Reproduce each of the items below verbatim, leaving every character unchanged.

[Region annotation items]
= = = = = = =

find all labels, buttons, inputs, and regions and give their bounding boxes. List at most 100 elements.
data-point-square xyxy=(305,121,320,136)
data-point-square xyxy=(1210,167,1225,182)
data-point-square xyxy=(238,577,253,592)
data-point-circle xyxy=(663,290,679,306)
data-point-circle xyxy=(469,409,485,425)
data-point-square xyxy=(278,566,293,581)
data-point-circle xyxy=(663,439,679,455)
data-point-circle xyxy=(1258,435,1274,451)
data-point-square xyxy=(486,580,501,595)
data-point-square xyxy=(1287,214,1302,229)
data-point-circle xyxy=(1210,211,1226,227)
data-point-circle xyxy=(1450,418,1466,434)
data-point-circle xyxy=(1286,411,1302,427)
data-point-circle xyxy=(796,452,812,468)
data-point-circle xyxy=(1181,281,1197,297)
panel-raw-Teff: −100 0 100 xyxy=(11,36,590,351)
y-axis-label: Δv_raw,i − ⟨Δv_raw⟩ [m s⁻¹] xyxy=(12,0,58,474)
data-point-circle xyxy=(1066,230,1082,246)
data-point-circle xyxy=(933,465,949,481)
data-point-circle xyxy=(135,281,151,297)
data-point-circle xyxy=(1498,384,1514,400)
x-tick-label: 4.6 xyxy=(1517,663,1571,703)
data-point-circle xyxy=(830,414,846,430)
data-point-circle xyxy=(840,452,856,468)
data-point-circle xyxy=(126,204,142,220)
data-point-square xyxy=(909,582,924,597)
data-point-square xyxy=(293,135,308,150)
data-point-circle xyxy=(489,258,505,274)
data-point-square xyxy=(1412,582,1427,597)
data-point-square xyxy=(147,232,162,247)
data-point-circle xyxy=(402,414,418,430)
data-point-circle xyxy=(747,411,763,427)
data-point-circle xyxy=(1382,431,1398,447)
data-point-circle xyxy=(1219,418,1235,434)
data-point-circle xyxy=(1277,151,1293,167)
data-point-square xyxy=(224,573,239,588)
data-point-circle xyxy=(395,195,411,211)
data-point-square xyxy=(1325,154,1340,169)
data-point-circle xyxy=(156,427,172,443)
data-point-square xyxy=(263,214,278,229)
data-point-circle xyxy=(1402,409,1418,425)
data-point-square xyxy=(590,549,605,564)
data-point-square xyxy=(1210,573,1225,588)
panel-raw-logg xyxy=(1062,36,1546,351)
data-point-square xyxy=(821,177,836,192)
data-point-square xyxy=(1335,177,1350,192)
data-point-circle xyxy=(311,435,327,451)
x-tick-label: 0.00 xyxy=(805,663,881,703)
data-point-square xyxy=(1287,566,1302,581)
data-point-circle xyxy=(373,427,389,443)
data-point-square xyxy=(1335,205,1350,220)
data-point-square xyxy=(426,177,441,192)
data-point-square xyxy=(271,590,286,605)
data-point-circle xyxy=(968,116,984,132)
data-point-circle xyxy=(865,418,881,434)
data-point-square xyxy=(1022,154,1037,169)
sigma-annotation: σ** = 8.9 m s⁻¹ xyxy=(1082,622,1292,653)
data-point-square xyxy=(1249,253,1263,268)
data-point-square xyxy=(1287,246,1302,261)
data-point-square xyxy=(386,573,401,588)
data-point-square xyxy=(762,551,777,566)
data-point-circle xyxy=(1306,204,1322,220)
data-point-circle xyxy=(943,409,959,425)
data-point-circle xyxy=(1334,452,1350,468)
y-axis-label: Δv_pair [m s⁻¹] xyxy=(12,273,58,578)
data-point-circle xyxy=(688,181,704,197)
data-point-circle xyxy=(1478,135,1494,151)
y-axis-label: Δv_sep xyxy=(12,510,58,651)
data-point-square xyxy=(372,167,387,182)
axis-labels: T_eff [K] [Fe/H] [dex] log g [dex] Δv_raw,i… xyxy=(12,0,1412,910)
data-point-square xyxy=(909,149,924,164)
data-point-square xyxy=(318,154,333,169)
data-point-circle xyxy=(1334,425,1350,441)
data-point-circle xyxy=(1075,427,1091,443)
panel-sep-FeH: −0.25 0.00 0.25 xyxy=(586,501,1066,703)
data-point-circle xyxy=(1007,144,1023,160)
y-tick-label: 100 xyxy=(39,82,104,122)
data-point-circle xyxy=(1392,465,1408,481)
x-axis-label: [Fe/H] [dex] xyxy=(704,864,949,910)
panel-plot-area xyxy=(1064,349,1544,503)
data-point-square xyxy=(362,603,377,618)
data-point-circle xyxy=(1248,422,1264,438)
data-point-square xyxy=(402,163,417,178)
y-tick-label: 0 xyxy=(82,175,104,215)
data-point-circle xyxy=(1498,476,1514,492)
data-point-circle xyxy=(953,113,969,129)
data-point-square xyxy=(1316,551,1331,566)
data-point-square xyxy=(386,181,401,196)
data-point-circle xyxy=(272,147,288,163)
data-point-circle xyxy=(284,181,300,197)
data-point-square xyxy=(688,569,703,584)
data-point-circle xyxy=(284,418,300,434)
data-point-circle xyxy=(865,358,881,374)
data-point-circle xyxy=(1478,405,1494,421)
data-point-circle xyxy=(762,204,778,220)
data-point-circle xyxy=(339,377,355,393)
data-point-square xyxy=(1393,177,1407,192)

= = = = = = =

> [Response]
find all labels, buttons, inputs, and regions and give their bounding boxes. List at most 100 elements.
data-point-square xyxy=(305,121,320,136)
data-point-square xyxy=(1210,167,1225,182)
data-point-square xyxy=(238,577,253,592)
data-point-circle xyxy=(663,290,679,306)
data-point-circle xyxy=(469,409,485,425)
data-point-square xyxy=(278,566,293,581)
data-point-circle xyxy=(663,439,679,455)
data-point-circle xyxy=(1258,435,1274,451)
data-point-square xyxy=(486,580,501,595)
data-point-square xyxy=(1287,214,1302,229)
data-point-circle xyxy=(1210,211,1226,227)
data-point-circle xyxy=(1450,418,1466,434)
data-point-circle xyxy=(1286,411,1302,427)
data-point-circle xyxy=(796,452,812,468)
data-point-circle xyxy=(1181,281,1197,297)
panel-raw-Teff: −100 0 100 xyxy=(11,36,590,351)
y-axis-label: Δv_raw,i − ⟨Δv_raw⟩ [m s⁻¹] xyxy=(12,0,58,474)
data-point-circle xyxy=(1066,230,1082,246)
data-point-circle xyxy=(933,465,949,481)
data-point-circle xyxy=(135,281,151,297)
data-point-circle xyxy=(1498,384,1514,400)
x-tick-label: 4.6 xyxy=(1517,663,1571,703)
data-point-circle xyxy=(830,414,846,430)
data-point-circle xyxy=(840,452,856,468)
data-point-circle xyxy=(126,204,142,220)
data-point-square xyxy=(909,582,924,597)
data-point-square xyxy=(293,135,308,150)
data-point-circle xyxy=(489,258,505,274)
data-point-square xyxy=(1412,582,1427,597)
data-point-square xyxy=(147,232,162,247)
data-point-circle xyxy=(402,414,418,430)
data-point-circle xyxy=(747,411,763,427)
data-point-circle xyxy=(1382,431,1398,447)
data-point-circle xyxy=(1219,418,1235,434)
data-point-circle xyxy=(1277,151,1293,167)
data-point-square xyxy=(224,573,239,588)
data-point-circle xyxy=(395,195,411,211)
data-point-square xyxy=(1325,154,1340,169)
data-point-circle xyxy=(156,427,172,443)
data-point-square xyxy=(263,214,278,229)
data-point-circle xyxy=(1402,409,1418,425)
data-point-square xyxy=(590,549,605,564)
data-point-square xyxy=(1210,573,1225,588)
panel-raw-logg xyxy=(1062,36,1546,351)
data-point-square xyxy=(821,177,836,192)
data-point-square xyxy=(1335,177,1350,192)
data-point-circle xyxy=(311,435,327,451)
x-tick-label: 0.00 xyxy=(805,663,881,703)
data-point-square xyxy=(1287,566,1302,581)
data-point-circle xyxy=(373,427,389,443)
data-point-square xyxy=(1335,205,1350,220)
data-point-square xyxy=(426,177,441,192)
data-point-square xyxy=(271,590,286,605)
data-point-circle xyxy=(968,116,984,132)
data-point-circle xyxy=(865,418,881,434)
data-point-square xyxy=(1022,154,1037,169)
sigma-annotation: σ** = 8.9 m s⁻¹ xyxy=(1082,622,1292,653)
data-point-square xyxy=(1249,253,1263,268)
data-point-square xyxy=(1287,246,1302,261)
data-point-square xyxy=(386,573,401,588)
data-point-square xyxy=(762,551,777,566)
data-point-circle xyxy=(1306,204,1322,220)
data-point-circle xyxy=(943,409,959,425)
data-point-circle xyxy=(1334,452,1350,468)
y-axis-label: Δv_pair [m s⁻¹] xyxy=(12,273,58,578)
data-point-circle xyxy=(688,181,704,197)
data-point-circle xyxy=(1478,135,1494,151)
y-axis-label: Δv_sep xyxy=(12,510,58,651)
data-point-square xyxy=(372,167,387,182)
axis-labels: T_eff [K] [Fe/H] [dex] log g [dex] Δv_raw,i… xyxy=(12,0,1412,910)
data-point-square xyxy=(909,149,924,164)
data-point-square xyxy=(318,154,333,169)
data-point-circle xyxy=(1334,425,1350,441)
data-point-circle xyxy=(1075,427,1091,443)
panel-sep-FeH: −0.25 0.00 0.25 xyxy=(586,501,1066,703)
data-point-circle xyxy=(1007,144,1023,160)
y-tick-label: 100 xyxy=(39,82,104,122)
data-point-circle xyxy=(1392,465,1408,481)
x-axis-label: [Fe/H] [dex] xyxy=(704,864,949,910)
panel-plot-area xyxy=(1064,349,1544,503)
data-point-square xyxy=(362,603,377,618)
data-point-circle xyxy=(1248,422,1264,438)
data-point-square xyxy=(402,163,417,178)
y-tick-label: 0 xyxy=(82,175,104,215)
data-point-circle xyxy=(1498,476,1514,492)
data-point-circle xyxy=(953,113,969,129)
data-point-square xyxy=(1316,551,1331,566)
data-point-square xyxy=(386,181,401,196)
data-point-circle xyxy=(272,147,288,163)
data-point-circle xyxy=(284,181,300,197)
data-point-square xyxy=(688,569,703,584)
data-point-circle xyxy=(284,418,300,434)
data-point-circle xyxy=(865,358,881,374)
data-point-circle xyxy=(1478,405,1494,421)
data-point-circle xyxy=(762,204,778,220)
data-point-circle xyxy=(339,377,355,393)
data-point-square xyxy=(1393,177,1407,192)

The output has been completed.